TEXT PROVIDED =>
++++++++++++++++++++

The Weekly Challenge 361

The Strategy: Generate Fibonacci numbers up to the input. Then greedily select the largest Fibonacci number that fits, ensuring no two consecutive numbers are used.

sub zeckendorf {
    my $n = shift;
    my @f = (1, 2);
    push(@f, $f[-1] + $f[-2]) while $f[-1] <= $n;
    pop @f;
    my @r;
    for (my $i = $#f; $i >= 0; $i--) {
        if ($f[$i] <= $n) { push @r, $f[$i]; $n -= $f[$i]; }
    }
    return join ",", @r;
}

def zeckendorf(n: int) -> str:
    f = [1, 2]
    while f[-1] <= n:
        f.append(f[-1] + f[-2])
    f.pop()
    r = []
    i = len(f) - 1
    while i >= 0:
        if f[i] <= n:
            r.append(f[i])
            n -= f[i]
        i -= 1
    return ",".join(str(x) for x in r)

The Strategy: Use two passes: first to find a potential celebrity candidate, then verify that the candidate is known by everyone and knows nobody.

++++++++++++++++++++

WHAT THE TASK ASKS => Say whether each statement agrees with the challenge page, answering yes or no and quoting the words that decide it: 1. The Fibonacci list in the code starts with 1 and 2. 2. The celebrity strategy works in three passes. 3. The first strategy picks the smallest Fibonacci number that fits. The items after this point are separate material and are not part of the challenge page.

Coordinate annotation records =>
++++++++++++++++++++

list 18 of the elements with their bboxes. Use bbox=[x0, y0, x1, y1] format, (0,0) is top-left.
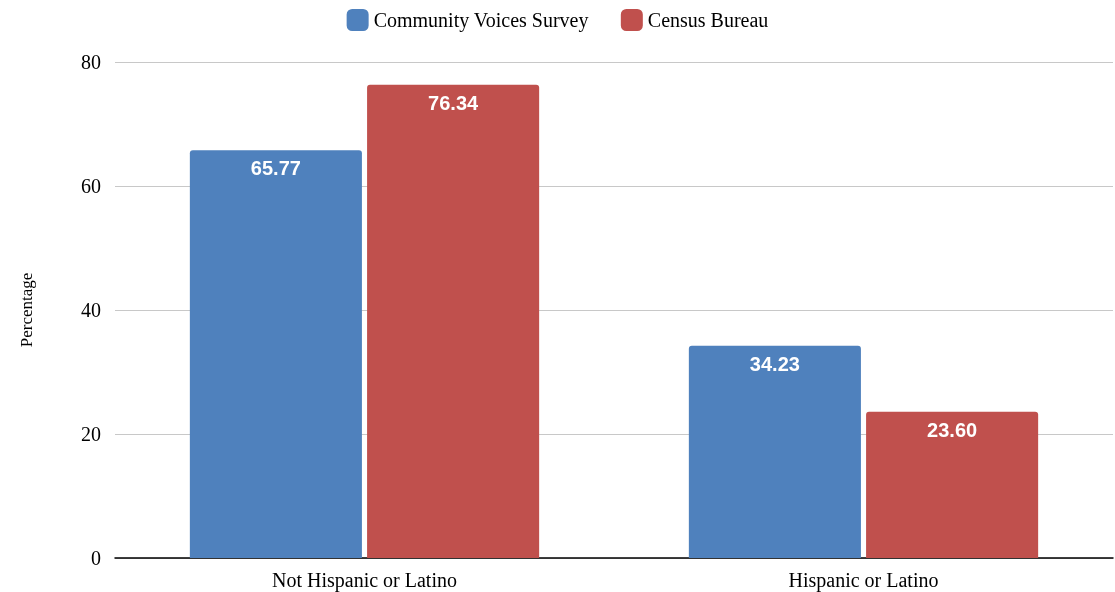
bar bbox=[189, 150, 362, 558]
y-tick-label: 80 bbox=[81, 51, 101, 73]
y-tick-label: 0 bbox=[91, 547, 101, 569]
x-tick-label: Not Hispanic or Latino bbox=[272, 569, 457, 592]
legend-label: Census Bureau bbox=[647, 9, 769, 31]
legend-label: Community Voices Survey bbox=[373, 9, 589, 32]
bar bbox=[866, 411, 1039, 558]
data-label: 76.34 bbox=[428, 91, 480, 114]
y-axis-title: Percentage bbox=[17, 272, 36, 348]
data-label: 23.60 bbox=[927, 418, 978, 441]
bar bbox=[367, 84, 540, 558]
y-tick-label: 20 bbox=[81, 423, 101, 445]
y-tick-label: 40 bbox=[81, 299, 101, 321]
data-label: 34.23 bbox=[749, 352, 800, 375]
data-label: 65.77 bbox=[250, 157, 301, 180]
x-tick-label: Hispanic or Latino bbox=[788, 569, 939, 592]
bar bbox=[688, 345, 861, 558]
y-tick-label: 60 bbox=[81, 175, 101, 197]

++++++++++++++++++++

CORRECT OUTPUT =>
1. Yes: "f = [1, 2]"
2. No: "Use two passes"
3. No: "greedily select the largest Fibonacci number that fits"